Copy out every line exactly as given.

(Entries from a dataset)

** Start **

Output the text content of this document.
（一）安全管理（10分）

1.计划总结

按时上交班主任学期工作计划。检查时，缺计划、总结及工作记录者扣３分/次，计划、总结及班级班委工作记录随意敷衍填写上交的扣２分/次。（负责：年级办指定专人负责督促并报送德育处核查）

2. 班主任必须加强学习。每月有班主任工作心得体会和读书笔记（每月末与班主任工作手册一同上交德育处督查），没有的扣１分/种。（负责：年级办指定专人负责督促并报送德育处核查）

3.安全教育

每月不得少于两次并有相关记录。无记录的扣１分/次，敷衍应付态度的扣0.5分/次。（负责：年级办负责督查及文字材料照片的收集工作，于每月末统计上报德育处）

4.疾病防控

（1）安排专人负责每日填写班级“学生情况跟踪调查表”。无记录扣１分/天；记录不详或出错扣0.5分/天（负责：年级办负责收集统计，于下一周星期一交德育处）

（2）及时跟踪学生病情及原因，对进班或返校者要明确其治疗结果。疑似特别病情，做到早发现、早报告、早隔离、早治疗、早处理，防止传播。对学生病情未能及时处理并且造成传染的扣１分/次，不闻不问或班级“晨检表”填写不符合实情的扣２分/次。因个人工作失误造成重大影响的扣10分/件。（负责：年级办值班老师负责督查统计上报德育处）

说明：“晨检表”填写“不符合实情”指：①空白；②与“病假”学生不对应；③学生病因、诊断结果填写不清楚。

** End **

▶ **SOLUTION FOR THIS PROBLEM**
Output the text content of this document.
（一）安全管理（10分）

1.计划总结

按时上交班主任学期工作计划。检查时，缺计划、总结及工作记录者扣３分/次，计划、总结及班级班委工作记录随意敷衍填写上交的扣２分/次。（负责：年级办指定专人负责督促并报送德育处核查）

2. 班主任必须加强学习。每月有班主任工作心得体会和读书笔记（每月末与班主任工作手册一同上交德育处督查），没有的扣１分/种。（负责：年级办指定专人负责督促并报送德育处核查）

3.安全教育

每月不得少于两次并有相关记录。无记录的扣１分/次，敷衍应付态度的扣0.5分/次。（负责：年级办负责督查及文字材料照片的收集工作，于每月末统计上报德育处）

4.疾病防控

（1）安排专人负责每日填写班级“学生情况跟踪调查表”。无记录扣１分/天；记录不详或出错扣0.5分/天（负责：年级办负责收集统计，于下一周星期一交德育处）

（2）及时跟踪学生病情及原因，对进班或返校者要明确其治疗结果。疑似特别病情，做到早发现、早报告、早隔离、早治疗、早处理，防止传播。对学生病情未能及时处理并且造成传染的扣１分/次，不闻不问或班级“晨检表”填写不符合实情的扣２分/次。因个人工作失误造成重大影响的扣10分/件。（负责：年级办值班老师负责督查统计上报德育处）

说明：“晨检表”填写“不符合实情”指：①空白；②与“病假”学生不对应；③学生病因、诊断结果填写不清楚。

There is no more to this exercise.